• **Requirements**:
Begin at the line that holds "Serialize everything readable" and retype every line through the end of the material, both included. Leave out the pictures.

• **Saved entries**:

# # # # #

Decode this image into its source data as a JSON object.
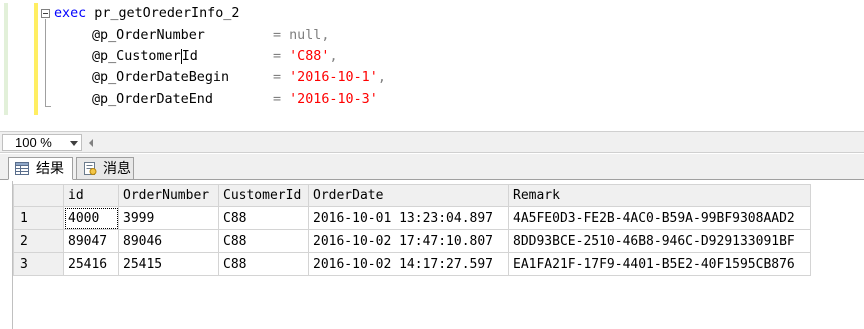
{
  "editor": {
    "lines": [
      {
        "kw": "exec",
        "rest": " pr_getOrederInfo_2"
      },
      {
        "param": "@p_OrderNumber",
        "eq": "= ",
        "value": "null",
        "value_type": "null",
        "suffix": ","
      },
      {
        "param": "@p_Customer",
        "param_after_caret": "Id",
        "eq": "= ",
        "value": "'C88'",
        "value_type": "string",
        "suffix": ","
      },
      {
        "param": "@p_OrderDateBegin",
        "eq": "= ",
        "value": "'2016-10-1'",
        "value_type": "string",
        "suffix": ","
      },
      {
        "param": "@p_OrderDateEnd",
        "eq": "= ",
        "value": "'2016-10-3'",
        "value_type": "string",
        "suffix": ""
      }
    ],
    "colors": {
      "keyword": "#0000ff",
      "string": "#ff0000",
      "operator": "#808080",
      "text": "#000000"
    }
  },
  "zoom": {
    "value": "100 %"
  },
  "tabs": [
    {
      "label": "结果",
      "icon": "grid-icon",
      "active": true
    },
    {
      "label": "消息",
      "icon": "messages-icon",
      "active": false
    }
  ],
  "results": {
    "columns": [
      "id",
      "OrderNumber",
      "CustomerId",
      "OrderDate",
      "Remark"
    ],
    "rows": [
      {
        "rownum": "1",
        "cells": [
          "4000",
          "3999",
          "C88",
          "2016-10-01 13:23:04.897",
          "4A5FE0D3-FE2B-4AC0-B59A-99BF9308AAD2"
        ]
      },
      {
        "rownum": "2",
        "cells": [
          "89047",
          "89046",
          "C88",
          "2016-10-02 17:47:10.807",
          "8DD93BCE-2510-46B8-946C-D929133091BF"
        ]
      },
      {
        "rownum": "3",
        "cells": [
          "25416",
          "25415",
          "C88",
          "2016-10-02 14:17:27.597",
          "EA1FA21F-17F9-4401-B5E2-40F1595CB876"
        ]
      }
    ]
  }
}
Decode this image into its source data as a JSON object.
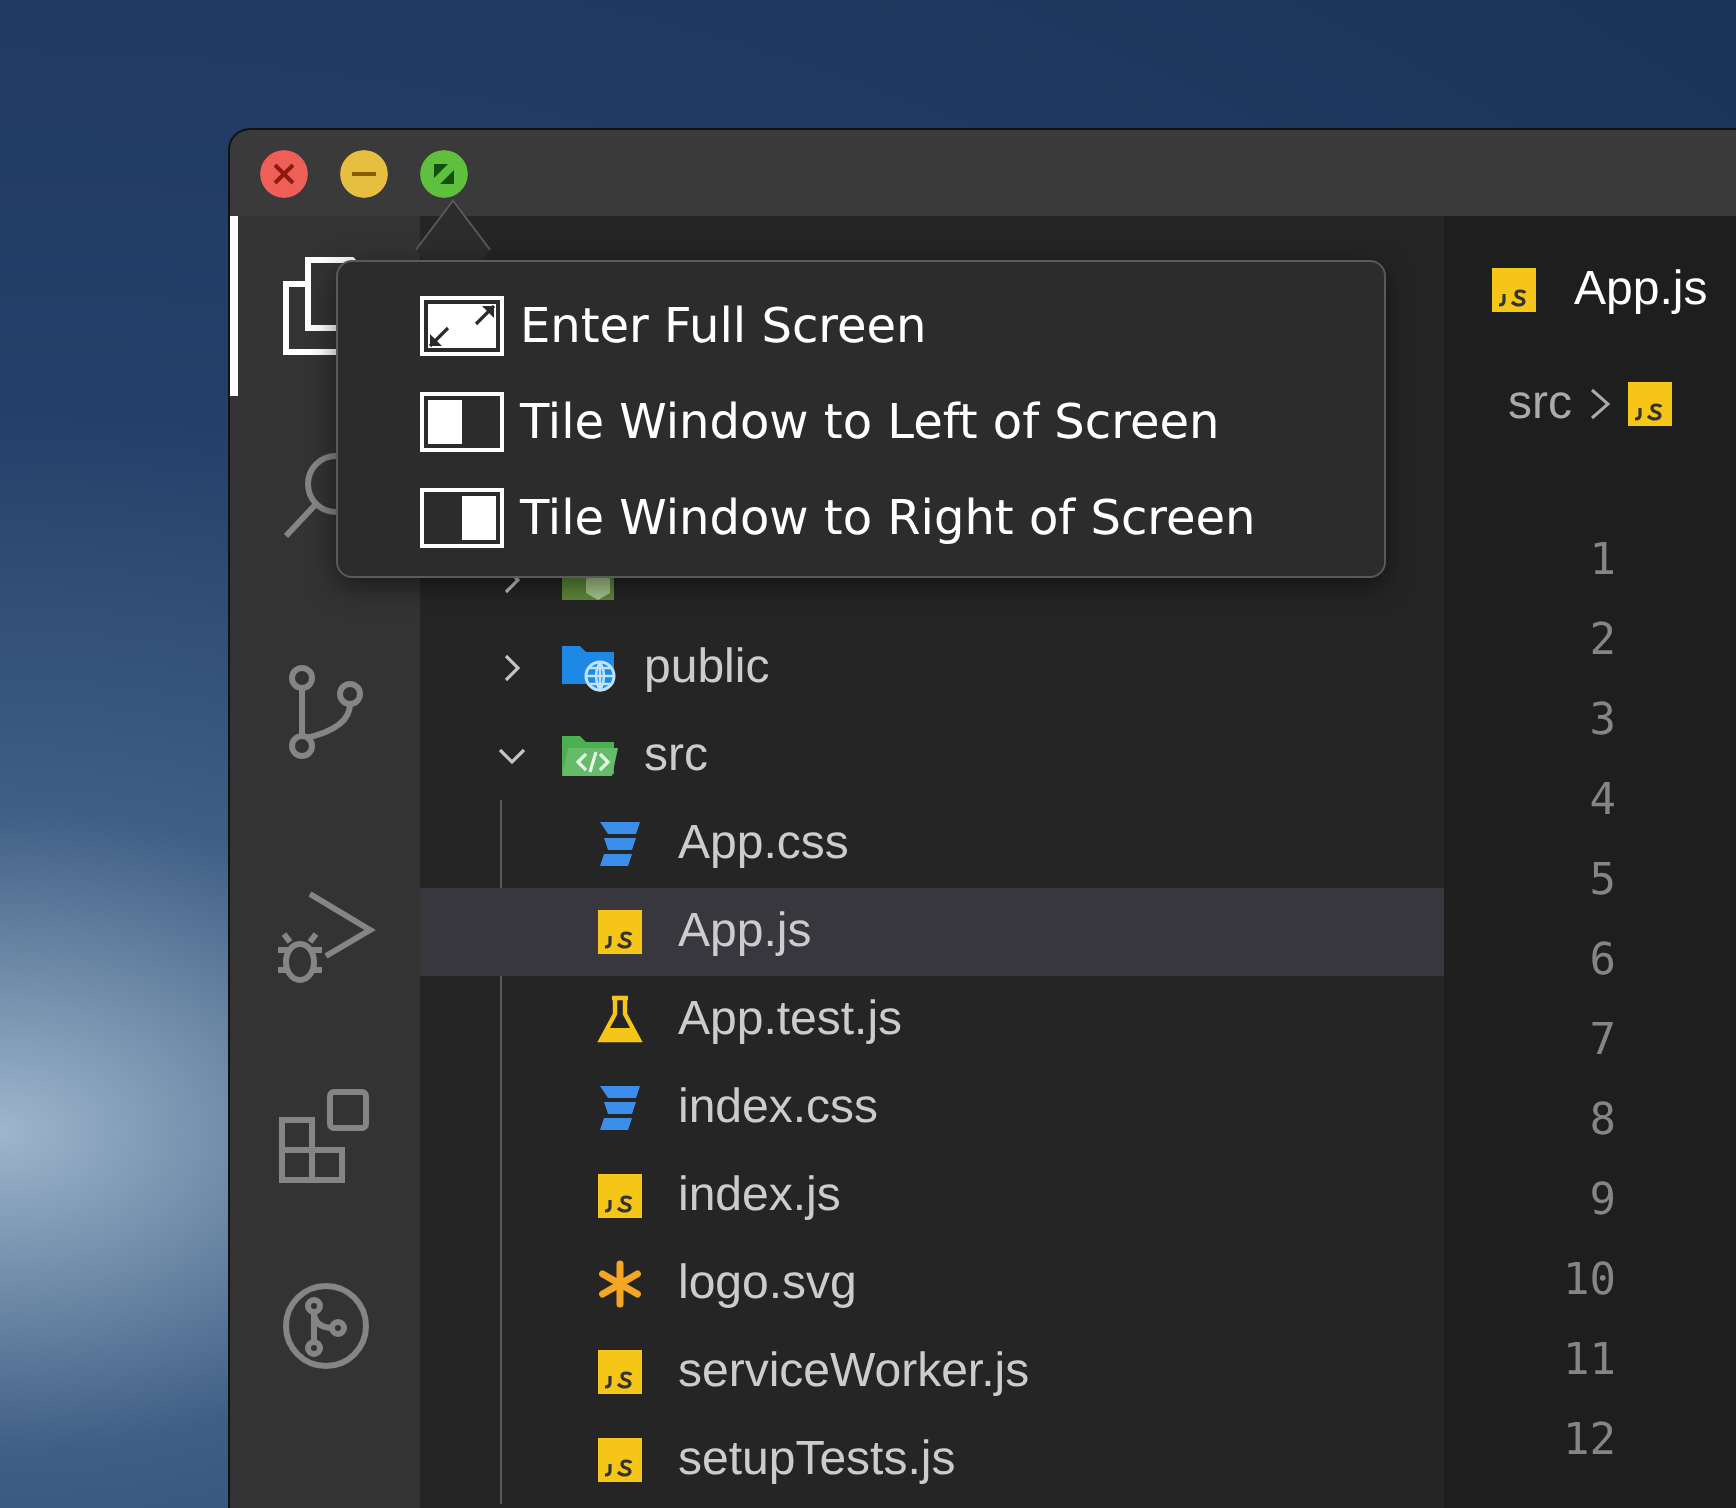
{
  "popup_menu": {
    "items": [
      {
        "label": "Enter Full Screen",
        "kind": "full"
      },
      {
        "label": "Tile Window to Left of Screen",
        "kind": "left"
      },
      {
        "label": "Tile Window to Right of Screen",
        "kind": "right"
      }
    ]
  },
  "activity_bar": {
    "items": [
      {
        "kind": "explorer",
        "selected": true
      },
      {
        "kind": "search",
        "selected": false
      },
      {
        "kind": "source-control",
        "selected": false
      },
      {
        "kind": "debug",
        "selected": false
      },
      {
        "kind": "extensions",
        "selected": false
      },
      {
        "kind": "git-graph",
        "selected": false
      }
    ]
  },
  "explorer": {
    "tree": [
      {
        "kind": "node-folder",
        "expanded": false,
        "selected": false
      },
      {
        "name": "public",
        "kind": "public-folder",
        "expanded": false,
        "selected": false
      },
      {
        "name": "src",
        "kind": "src-folder",
        "expanded": true,
        "selected": false,
        "children": [
          {
            "name": "App.css",
            "kind": "css",
            "selected": false
          },
          {
            "name": "App.js",
            "kind": "js",
            "selected": true
          },
          {
            "name": "App.test.js",
            "kind": "test",
            "selected": false
          },
          {
            "name": "index.css",
            "kind": "css",
            "selected": false
          },
          {
            "name": "index.js",
            "kind": "js",
            "selected": false
          },
          {
            "name": "logo.svg",
            "kind": "svg",
            "selected": false
          },
          {
            "name": "serviceWorker.js",
            "kind": "js",
            "selected": false
          },
          {
            "name": "setupTests.js",
            "kind": "js",
            "selected": false
          }
        ]
      }
    ]
  },
  "editor": {
    "tabs": [
      {
        "label": "App.js",
        "kind": "js",
        "selected": true
      }
    ],
    "breadcrumb": {
      "folder": "src"
    },
    "lines": [
      {
        "number": "1"
      },
      {
        "number": "2"
      },
      {
        "number": "3"
      },
      {
        "number": "4"
      },
      {
        "number": "5"
      },
      {
        "number": "6"
      },
      {
        "number": "7"
      },
      {
        "number": "8"
      },
      {
        "number": "9"
      },
      {
        "number": "10"
      },
      {
        "number": "11"
      },
      {
        "number": "12"
      }
    ]
  }
}
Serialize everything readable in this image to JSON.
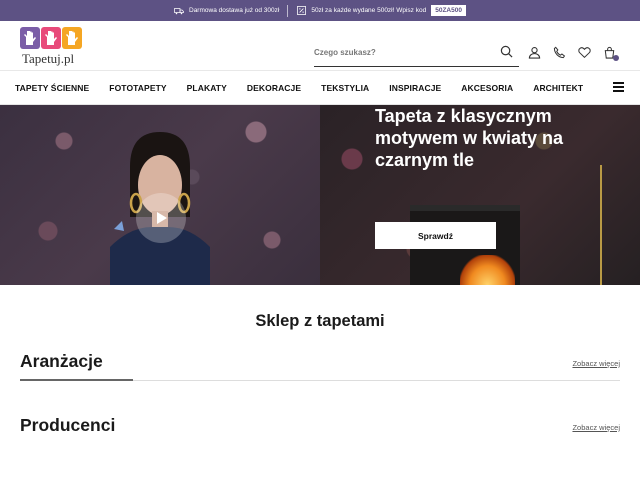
{
  "promo": {
    "shipping_text": "Darmowa dostawa już od 300zł",
    "discount_text": "50zł za każde wydane 500zł! Wpisz kod",
    "code": "50ZA500"
  },
  "header": {
    "logo_text": "Tapetuj.pl",
    "search_placeholder": "Czego szukasz?"
  },
  "nav": {
    "items": [
      "TAPETY ŚCIENNE",
      "FOTOTAPETY",
      "PLAKATY",
      "DEKORACJE",
      "TEKSTYLIA",
      "INSPIRACJE",
      "AKCESORIA",
      "ARCHITEKT"
    ]
  },
  "hero": {
    "title": "Tapeta z klasycznym motywem w kwiaty na czarnym tle",
    "button": "Sprawdź"
  },
  "main": {
    "section_title": "Sklep z tapetami",
    "blocks": [
      {
        "title": "Aranżacje",
        "more": "Zobacz więcej"
      },
      {
        "title": "Producenci",
        "more": "Zobacz więcej"
      }
    ]
  },
  "colors": {
    "accent": "#5d5284",
    "logo_purple": "#7b5ea7",
    "logo_pink": "#e84a7a",
    "logo_orange": "#f5a623"
  }
}
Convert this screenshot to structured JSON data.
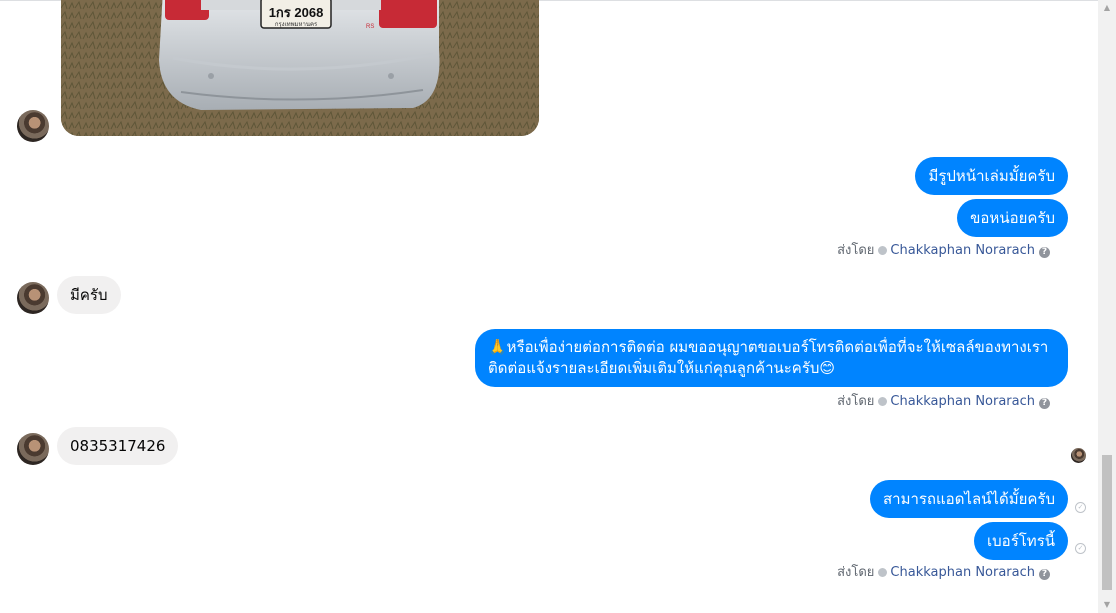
{
  "thread": {
    "photo": {
      "plate_text": "1กร 2068",
      "plate_province": "กรุงเทพมหานคร",
      "badge_text": "RS"
    },
    "messages": [
      {
        "text": "มีรูปหน้าเล่มมั้ยครับ"
      },
      {
        "text": "ขอหน่อยครับ"
      },
      {
        "text": "มีครับ"
      },
      {
        "line1": "🙏หรือเพื่อง่ายต่อการติดต่อ ผมขออนุญาตขอเบอร์โทรติดต่อเพื่อที่จะให้เซลล์ของทางเรา",
        "line2": "ติดต่อแจ้งรายละเอียดเพิ่มเติมให้แก่คุณลูกค้านะครับ😊"
      },
      {
        "text": "0835317426"
      },
      {
        "text": "สามารถแอดไลน์ได้มั้ยครับ"
      },
      {
        "text": "เบอร์โทรนี้"
      }
    ],
    "sent_by_prefix": "ส่งโดย",
    "sender_name": "Chakkaphan Norarach",
    "help_glyph": "?",
    "check_glyph": "✓"
  },
  "colors": {
    "outgoing": "#0084ff",
    "incoming": "#f1f0f0",
    "link": "#385898"
  }
}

# # # # #

• **Final answer**:
Serialize everything readable in this image to JSON.
{
  "promo": {
    "shipping_text": "Darmowa dostawa już od 300zł",
    "discount_text": "50zł za każde wydane 500zł! Wpisz kod",
    "code": "50ZA500"
  },
  "header": {
    "logo_text": "Tapetuj.pl",
    "search_placeholder": "Czego szukasz?"
  },
  "nav": {
    "items": [
      "TAPETY ŚCIENNE",
      "FOTOTAPETY",
      "PLAKATY",
      "DEKORACJE",
      "TEKSTYLIA",
      "INSPIRACJE",
      "AKCESORIA",
      "ARCHITEKT"
    ]
  },
  "hero": {
    "title": "Tapeta z klasycznym motywem w kwiaty na czarnym tle",
    "button": "Sprawdź"
  },
  "main": {
    "section_title": "Sklep z tapetami",
    "blocks": [
      {
        "title": "Aranżacje",
        "more": "Zobacz więcej"
      },
      {
        "title": "Producenci",
        "more": "Zobacz więcej"
      }
    ]
  },
  "colors": {
    "accent": "#5d5284",
    "logo_purple": "#7b5ea7",
    "logo_pink": "#e84a7a",
    "logo_orange": "#f5a623"
  }
}
Convert this screenshot to structured JSON data.
{
  "thread": {
    "photo": {
      "plate_text": "1กร 2068",
      "plate_province": "กรุงเทพมหานคร",
      "badge_text": "RS"
    },
    "messages": [
      {
        "text": "มีรูปหน้าเล่มมั้ยครับ"
      },
      {
        "text": "ขอหน่อยครับ"
      },
      {
        "text": "มีครับ"
      },
      {
        "line1": "🙏หรือเพื่อง่ายต่อการติดต่อ ผมขออนุญาตขอเบอร์โทรติดต่อเพื่อที่จะให้เซลล์ของทางเรา",
        "line2": "ติดต่อแจ้งรายละเอียดเพิ่มเติมให้แก่คุณลูกค้านะครับ😊"
      },
      {
        "text": "0835317426"
      },
      {
        "text": "สามารถแอดไลน์ได้มั้ยครับ"
      },
      {
        "text": "เบอร์โทรนี้"
      }
    ],
    "sent_by_prefix": "ส่งโดย",
    "sender_name": "Chakkaphan Norarach",
    "help_glyph": "?",
    "check_glyph": "✓"
  },
  "colors": {
    "outgoing": "#0084ff",
    "incoming": "#f1f0f0",
    "link": "#385898"
  }
}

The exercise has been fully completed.